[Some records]
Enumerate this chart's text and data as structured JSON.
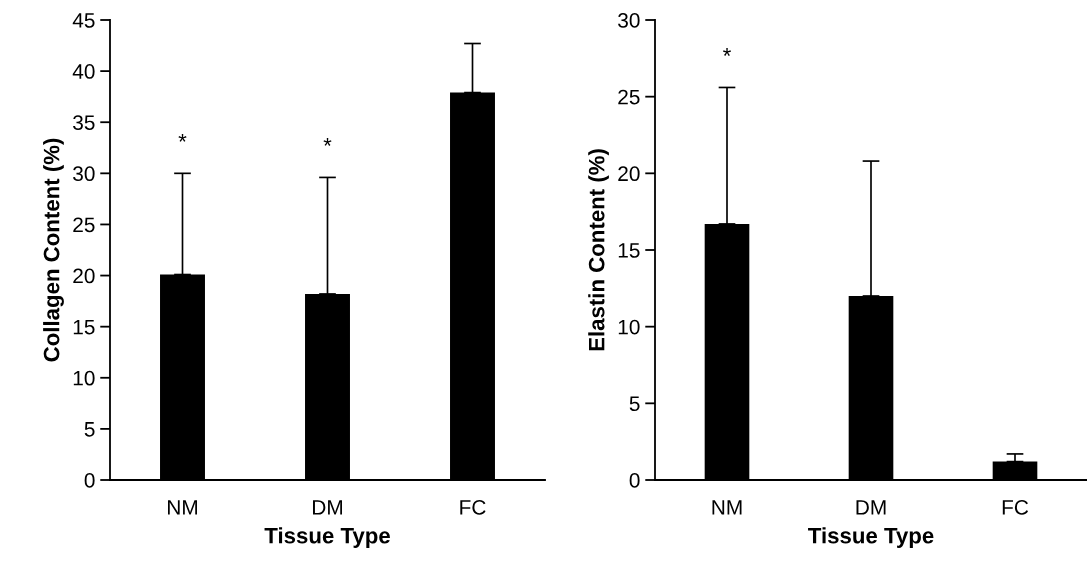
{
  "chart_data": [
    {
      "type": "bar",
      "categories": [
        "NM",
        "DM",
        "FC"
      ],
      "values": [
        20.1,
        18.2,
        37.9
      ],
      "color": "#000000",
      "errors": [
        [
          20.1,
          30.0
        ],
        [
          18.2,
          29.6
        ],
        [
          37.9,
          42.7
        ]
      ],
      "xlabel": "Tissue Type",
      "ylabel": "Collagen Content (%)",
      "ylim": [
        0,
        45
      ],
      "yticks": [
        0,
        5,
        10,
        15,
        20,
        25,
        30,
        35,
        40,
        45
      ],
      "grid": false,
      "legend": false,
      "annotations": [
        {
          "text": "*",
          "x": "NM",
          "y": 30.0
        },
        {
          "text": "*",
          "x": "DM",
          "y": 29.6
        }
      ]
    },
    {
      "type": "bar",
      "categories": [
        "NM",
        "DM",
        "FC"
      ],
      "values": [
        16.7,
        12.0,
        1.2
      ],
      "color": "#000000",
      "errors": [
        [
          16.7,
          25.6
        ],
        [
          12.0,
          20.8
        ],
        [
          1.2,
          1.7
        ]
      ],
      "xlabel": "Tissue Type",
      "ylabel": "Elastin Content (%)",
      "ylim": [
        0,
        30
      ],
      "yticks": [
        0,
        5,
        10,
        15,
        20,
        25,
        30
      ],
      "grid": false,
      "legend": false,
      "annotations": [
        {
          "text": "*",
          "x": "NM",
          "y": 25.6
        }
      ]
    }
  ]
}
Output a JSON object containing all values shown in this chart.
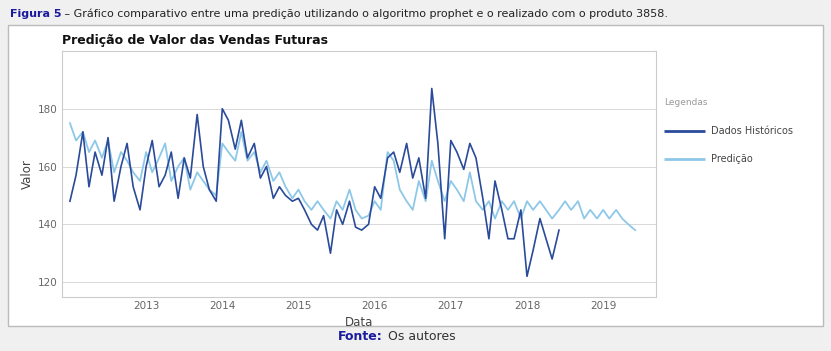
{
  "title": "Predição de Valor das Vendas Futuras",
  "xlabel": "Data",
  "ylabel": "Valor",
  "legend_title": "Legendas",
  "legend_entries": [
    "Dados Históricos",
    "Predição"
  ],
  "color_historico": "#2a4a9a",
  "color_predicao": "#8ec8e8",
  "ylim": [
    115,
    200
  ],
  "yticks": [
    120,
    140,
    160,
    180
  ],
  "fig_caption_bold": "Figura 5",
  "fig_caption_rest": " – Gráfico comparativo entre uma predição utilizando o algoritmo prophet e o realizado com o produto 3858.",
  "fonte_bold": "Fonte:",
  "fonte_rest": " Os autores",
  "background_color": "#f0f0f0",
  "plot_bg_color": "#ffffff",
  "outer_bg_color": "#f0f0f0",
  "historico_x": [
    2012.0,
    2012.08,
    2012.17,
    2012.25,
    2012.33,
    2012.42,
    2012.5,
    2012.58,
    2012.67,
    2012.75,
    2012.83,
    2012.92,
    2013.0,
    2013.08,
    2013.17,
    2013.25,
    2013.33,
    2013.42,
    2013.5,
    2013.58,
    2013.67,
    2013.75,
    2013.83,
    2013.92,
    2014.0,
    2014.08,
    2014.17,
    2014.25,
    2014.33,
    2014.42,
    2014.5,
    2014.58,
    2014.67,
    2014.75,
    2014.83,
    2014.92,
    2015.0,
    2015.08,
    2015.17,
    2015.25,
    2015.33,
    2015.42,
    2015.5,
    2015.58,
    2015.67,
    2015.75,
    2015.83,
    2015.92,
    2016.0,
    2016.08,
    2016.17,
    2016.25,
    2016.33,
    2016.42,
    2016.5,
    2016.58,
    2016.67,
    2016.75,
    2016.83,
    2016.92,
    2017.0,
    2017.08,
    2017.17,
    2017.25,
    2017.33,
    2017.42,
    2017.5,
    2017.58,
    2017.67,
    2017.75,
    2017.83,
    2017.92,
    2018.0,
    2018.08,
    2018.17,
    2018.25,
    2018.33,
    2018.42
  ],
  "historico_y": [
    148,
    157,
    172,
    153,
    165,
    157,
    170,
    148,
    160,
    168,
    153,
    145,
    160,
    169,
    153,
    157,
    165,
    149,
    163,
    156,
    178,
    160,
    152,
    148,
    180,
    176,
    166,
    176,
    163,
    168,
    156,
    160,
    149,
    153,
    150,
    148,
    149,
    145,
    140,
    138,
    143,
    130,
    145,
    140,
    148,
    139,
    138,
    140,
    153,
    149,
    163,
    165,
    158,
    168,
    156,
    163,
    149,
    187,
    168,
    135,
    169,
    165,
    159,
    168,
    163,
    149,
    135,
    155,
    145,
    135,
    135,
    145,
    122,
    131,
    142,
    135,
    128,
    138
  ],
  "predicao_x": [
    2012.0,
    2012.08,
    2012.17,
    2012.25,
    2012.33,
    2012.42,
    2012.5,
    2012.58,
    2012.67,
    2012.75,
    2012.83,
    2012.92,
    2013.0,
    2013.08,
    2013.17,
    2013.25,
    2013.33,
    2013.42,
    2013.5,
    2013.58,
    2013.67,
    2013.75,
    2013.83,
    2013.92,
    2014.0,
    2014.08,
    2014.17,
    2014.25,
    2014.33,
    2014.42,
    2014.5,
    2014.58,
    2014.67,
    2014.75,
    2014.83,
    2014.92,
    2015.0,
    2015.08,
    2015.17,
    2015.25,
    2015.33,
    2015.42,
    2015.5,
    2015.58,
    2015.67,
    2015.75,
    2015.83,
    2015.92,
    2016.0,
    2016.08,
    2016.17,
    2016.25,
    2016.33,
    2016.42,
    2016.5,
    2016.58,
    2016.67,
    2016.75,
    2016.83,
    2016.92,
    2017.0,
    2017.08,
    2017.17,
    2017.25,
    2017.33,
    2017.42,
    2017.5,
    2017.58,
    2017.67,
    2017.75,
    2017.83,
    2017.92,
    2018.0,
    2018.08,
    2018.17,
    2018.25,
    2018.33,
    2018.42,
    2018.5,
    2018.58,
    2018.67,
    2018.75,
    2018.83,
    2018.92,
    2019.0,
    2019.08,
    2019.17,
    2019.25,
    2019.33,
    2019.42
  ],
  "predicao_y": [
    175,
    169,
    172,
    165,
    169,
    163,
    169,
    158,
    165,
    162,
    158,
    155,
    165,
    158,
    163,
    168,
    155,
    160,
    163,
    152,
    158,
    155,
    152,
    150,
    168,
    165,
    162,
    172,
    162,
    165,
    158,
    162,
    155,
    158,
    153,
    149,
    152,
    148,
    145,
    148,
    145,
    142,
    148,
    145,
    152,
    145,
    142,
    143,
    148,
    145,
    165,
    162,
    152,
    148,
    145,
    155,
    148,
    162,
    155,
    148,
    155,
    152,
    148,
    158,
    148,
    145,
    148,
    142,
    148,
    145,
    148,
    142,
    148,
    145,
    148,
    145,
    142,
    145,
    148,
    145,
    148,
    142,
    145,
    142,
    145,
    142,
    145,
    142,
    140,
    138
  ]
}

* _Written task_: Copy out all the data exactly; skip the pictures.

* _Task answer_:
Enumerate this chart's text and data as structured JSON.
{
  "chart_data": [
    {
      "type": "bar",
      "categories": [
        "NM",
        "DM",
        "FC"
      ],
      "values": [
        20.1,
        18.2,
        37.9
      ],
      "color": "#000000",
      "errors": [
        [
          20.1,
          30.0
        ],
        [
          18.2,
          29.6
        ],
        [
          37.9,
          42.7
        ]
      ],
      "xlabel": "Tissue Type",
      "ylabel": "Collagen Content (%)",
      "ylim": [
        0,
        45
      ],
      "yticks": [
        0,
        5,
        10,
        15,
        20,
        25,
        30,
        35,
        40,
        45
      ],
      "grid": false,
      "legend": false,
      "annotations": [
        {
          "text": "*",
          "x": "NM",
          "y": 30.0
        },
        {
          "text": "*",
          "x": "DM",
          "y": 29.6
        }
      ]
    },
    {
      "type": "bar",
      "categories": [
        "NM",
        "DM",
        "FC"
      ],
      "values": [
        16.7,
        12.0,
        1.2
      ],
      "color": "#000000",
      "errors": [
        [
          16.7,
          25.6
        ],
        [
          12.0,
          20.8
        ],
        [
          1.2,
          1.7
        ]
      ],
      "xlabel": "Tissue Type",
      "ylabel": "Elastin Content (%)",
      "ylim": [
        0,
        30
      ],
      "yticks": [
        0,
        5,
        10,
        15,
        20,
        25,
        30
      ],
      "grid": false,
      "legend": false,
      "annotations": [
        {
          "text": "*",
          "x": "NM",
          "y": 25.6
        }
      ]
    }
  ]
}
Output a JSON object containing all values shown in this chart.
{
  "title": "Predição de Valor das Vendas Futuras",
  "xlabel": "Data",
  "ylabel": "Valor",
  "legend_title": "Legendas",
  "legend_entries": [
    "Dados Históricos",
    "Predição"
  ],
  "color_historico": "#2a4a9a",
  "color_predicao": "#8ec8e8",
  "ylim": [
    115,
    200
  ],
  "yticks": [
    120,
    140,
    160,
    180
  ],
  "fig_caption_bold": "Figura 5",
  "fig_caption_rest": " – Gráfico comparativo entre uma predição utilizando o algoritmo prophet e o realizado com o produto 3858.",
  "fonte_bold": "Fonte:",
  "fonte_rest": " Os autores",
  "background_color": "#f0f0f0",
  "plot_bg_color": "#ffffff",
  "outer_bg_color": "#f0f0f0",
  "historico_x": [
    2012.0,
    2012.08,
    2012.17,
    2012.25,
    2012.33,
    2012.42,
    2012.5,
    2012.58,
    2012.67,
    2012.75,
    2012.83,
    2012.92,
    2013.0,
    2013.08,
    2013.17,
    2013.25,
    2013.33,
    2013.42,
    2013.5,
    2013.58,
    2013.67,
    2013.75,
    2013.83,
    2013.92,
    2014.0,
    2014.08,
    2014.17,
    2014.25,
    2014.33,
    2014.42,
    2014.5,
    2014.58,
    2014.67,
    2014.75,
    2014.83,
    2014.92,
    2015.0,
    2015.08,
    2015.17,
    2015.25,
    2015.33,
    2015.42,
    2015.5,
    2015.58,
    2015.67,
    2015.75,
    2015.83,
    2015.92,
    2016.0,
    2016.08,
    2016.17,
    2016.25,
    2016.33,
    2016.42,
    2016.5,
    2016.58,
    2016.67,
    2016.75,
    2016.83,
    2016.92,
    2017.0,
    2017.08,
    2017.17,
    2017.25,
    2017.33,
    2017.42,
    2017.5,
    2017.58,
    2017.67,
    2017.75,
    2017.83,
    2017.92,
    2018.0,
    2018.08,
    2018.17,
    2018.25,
    2018.33,
    2018.42
  ],
  "historico_y": [
    148,
    157,
    172,
    153,
    165,
    157,
    170,
    148,
    160,
    168,
    153,
    145,
    160,
    169,
    153,
    157,
    165,
    149,
    163,
    156,
    178,
    160,
    152,
    148,
    180,
    176,
    166,
    176,
    163,
    168,
    156,
    160,
    149,
    153,
    150,
    148,
    149,
    145,
    140,
    138,
    143,
    130,
    145,
    140,
    148,
    139,
    138,
    140,
    153,
    149,
    163,
    165,
    158,
    168,
    156,
    163,
    149,
    187,
    168,
    135,
    169,
    165,
    159,
    168,
    163,
    149,
    135,
    155,
    145,
    135,
    135,
    145,
    122,
    131,
    142,
    135,
    128,
    138
  ],
  "predicao_x": [
    2012.0,
    2012.08,
    2012.17,
    2012.25,
    2012.33,
    2012.42,
    2012.5,
    2012.58,
    2012.67,
    2012.75,
    2012.83,
    2012.92,
    2013.0,
    2013.08,
    2013.17,
    2013.25,
    2013.33,
    2013.42,
    2013.5,
    2013.58,
    2013.67,
    2013.75,
    2013.83,
    2013.92,
    2014.0,
    2014.08,
    2014.17,
    2014.25,
    2014.33,
    2014.42,
    2014.5,
    2014.58,
    2014.67,
    2014.75,
    2014.83,
    2014.92,
    2015.0,
    2015.08,
    2015.17,
    2015.25,
    2015.33,
    2015.42,
    2015.5,
    2015.58,
    2015.67,
    2015.75,
    2015.83,
    2015.92,
    2016.0,
    2016.08,
    2016.17,
    2016.25,
    2016.33,
    2016.42,
    2016.5,
    2016.58,
    2016.67,
    2016.75,
    2016.83,
    2016.92,
    2017.0,
    2017.08,
    2017.17,
    2017.25,
    2017.33,
    2017.42,
    2017.5,
    2017.58,
    2017.67,
    2017.75,
    2017.83,
    2017.92,
    2018.0,
    2018.08,
    2018.17,
    2018.25,
    2018.33,
    2018.42,
    2018.5,
    2018.58,
    2018.67,
    2018.75,
    2018.83,
    2018.92,
    2019.0,
    2019.08,
    2019.17,
    2019.25,
    2019.33,
    2019.42
  ],
  "predicao_y": [
    175,
    169,
    172,
    165,
    169,
    163,
    169,
    158,
    165,
    162,
    158,
    155,
    165,
    158,
    163,
    168,
    155,
    160,
    163,
    152,
    158,
    155,
    152,
    150,
    168,
    165,
    162,
    172,
    162,
    165,
    158,
    162,
    155,
    158,
    153,
    149,
    152,
    148,
    145,
    148,
    145,
    142,
    148,
    145,
    152,
    145,
    142,
    143,
    148,
    145,
    165,
    162,
    152,
    148,
    145,
    155,
    148,
    162,
    155,
    148,
    155,
    152,
    148,
    158,
    148,
    145,
    148,
    142,
    148,
    145,
    148,
    142,
    148,
    145,
    148,
    145,
    142,
    145,
    148,
    145,
    148,
    142,
    145,
    142,
    145,
    142,
    145,
    142,
    140,
    138
  ]
}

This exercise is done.